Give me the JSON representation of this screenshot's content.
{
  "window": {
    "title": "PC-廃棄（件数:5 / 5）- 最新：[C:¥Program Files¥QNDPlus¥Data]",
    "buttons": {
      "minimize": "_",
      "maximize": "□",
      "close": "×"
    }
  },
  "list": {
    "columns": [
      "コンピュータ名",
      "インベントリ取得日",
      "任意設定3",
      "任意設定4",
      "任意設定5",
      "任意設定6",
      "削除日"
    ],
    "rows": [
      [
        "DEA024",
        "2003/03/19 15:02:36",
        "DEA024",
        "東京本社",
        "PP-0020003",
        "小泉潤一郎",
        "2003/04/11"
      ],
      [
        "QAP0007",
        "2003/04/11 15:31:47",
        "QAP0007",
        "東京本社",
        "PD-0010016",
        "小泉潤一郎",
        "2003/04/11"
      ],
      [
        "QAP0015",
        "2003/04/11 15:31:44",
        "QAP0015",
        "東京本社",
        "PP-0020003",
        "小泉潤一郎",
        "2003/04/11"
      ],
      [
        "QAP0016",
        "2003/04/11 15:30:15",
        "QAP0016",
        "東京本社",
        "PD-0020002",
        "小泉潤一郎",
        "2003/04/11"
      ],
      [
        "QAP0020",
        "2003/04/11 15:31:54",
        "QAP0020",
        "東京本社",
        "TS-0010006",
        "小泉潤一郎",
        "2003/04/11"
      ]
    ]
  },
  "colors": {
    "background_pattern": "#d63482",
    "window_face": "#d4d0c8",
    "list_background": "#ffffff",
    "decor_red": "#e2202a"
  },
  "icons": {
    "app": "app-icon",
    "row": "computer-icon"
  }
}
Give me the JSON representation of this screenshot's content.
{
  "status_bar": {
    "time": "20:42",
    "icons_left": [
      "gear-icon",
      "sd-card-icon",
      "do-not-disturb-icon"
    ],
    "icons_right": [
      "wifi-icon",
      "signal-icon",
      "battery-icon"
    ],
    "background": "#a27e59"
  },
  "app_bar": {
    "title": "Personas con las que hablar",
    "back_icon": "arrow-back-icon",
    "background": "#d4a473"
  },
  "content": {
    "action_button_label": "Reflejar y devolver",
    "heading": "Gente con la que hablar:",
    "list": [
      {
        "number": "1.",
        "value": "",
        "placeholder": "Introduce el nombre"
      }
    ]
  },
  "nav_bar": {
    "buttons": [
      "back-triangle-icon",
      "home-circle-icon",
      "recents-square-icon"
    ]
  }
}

* * *

INSTRUCTION ▸
Each entry must be reproduced verbatim.

RESPONSE TO THE EXERCISE ▸
Give me the JSON representation of this screenshot's content.
{
  "window": {
    "title": "PC-廃棄（件数:5 / 5）- 最新：[C:¥Program Files¥QNDPlus¥Data]",
    "buttons": {
      "minimize": "_",
      "maximize": "□",
      "close": "×"
    }
  },
  "list": {
    "columns": [
      "コンピュータ名",
      "インベントリ取得日",
      "任意設定3",
      "任意設定4",
      "任意設定5",
      "任意設定6",
      "削除日"
    ],
    "rows": [
      [
        "DEA024",
        "2003/03/19 15:02:36",
        "DEA024",
        "東京本社",
        "PP-0020003",
        "小泉潤一郎",
        "2003/04/11"
      ],
      [
        "QAP0007",
        "2003/04/11 15:31:47",
        "QAP0007",
        "東京本社",
        "PD-0010016",
        "小泉潤一郎",
        "2003/04/11"
      ],
      [
        "QAP0015",
        "2003/04/11 15:31:44",
        "QAP0015",
        "東京本社",
        "PP-0020003",
        "小泉潤一郎",
        "2003/04/11"
      ],
      [
        "QAP0016",
        "2003/04/11 15:30:15",
        "QAP0016",
        "東京本社",
        "PD-0020002",
        "小泉潤一郎",
        "2003/04/11"
      ],
      [
        "QAP0020",
        "2003/04/11 15:31:54",
        "QAP0020",
        "東京本社",
        "TS-0010006",
        "小泉潤一郎",
        "2003/04/11"
      ]
    ]
  },
  "colors": {
    "background_pattern": "#d63482",
    "window_face": "#d4d0c8",
    "list_background": "#ffffff",
    "decor_red": "#e2202a"
  },
  "icons": {
    "app": "app-icon",
    "row": "computer-icon"
  }
}
Give me the JSON representation of this screenshot's content.
{
  "status_bar": {
    "time": "20:42",
    "icons_left": [
      "gear-icon",
      "sd-card-icon",
      "do-not-disturb-icon"
    ],
    "icons_right": [
      "wifi-icon",
      "signal-icon",
      "battery-icon"
    ],
    "background": "#a27e59"
  },
  "app_bar": {
    "title": "Personas con las que hablar",
    "back_icon": "arrow-back-icon",
    "background": "#d4a473"
  },
  "content": {
    "action_button_label": "Reflejar y devolver",
    "heading": "Gente con la que hablar:",
    "list": [
      {
        "number": "1.",
        "value": "",
        "placeholder": "Introduce el nombre"
      }
    ]
  },
  "nav_bar": {
    "buttons": [
      "back-triangle-icon",
      "home-circle-icon",
      "recents-square-icon"
    ]
  }
}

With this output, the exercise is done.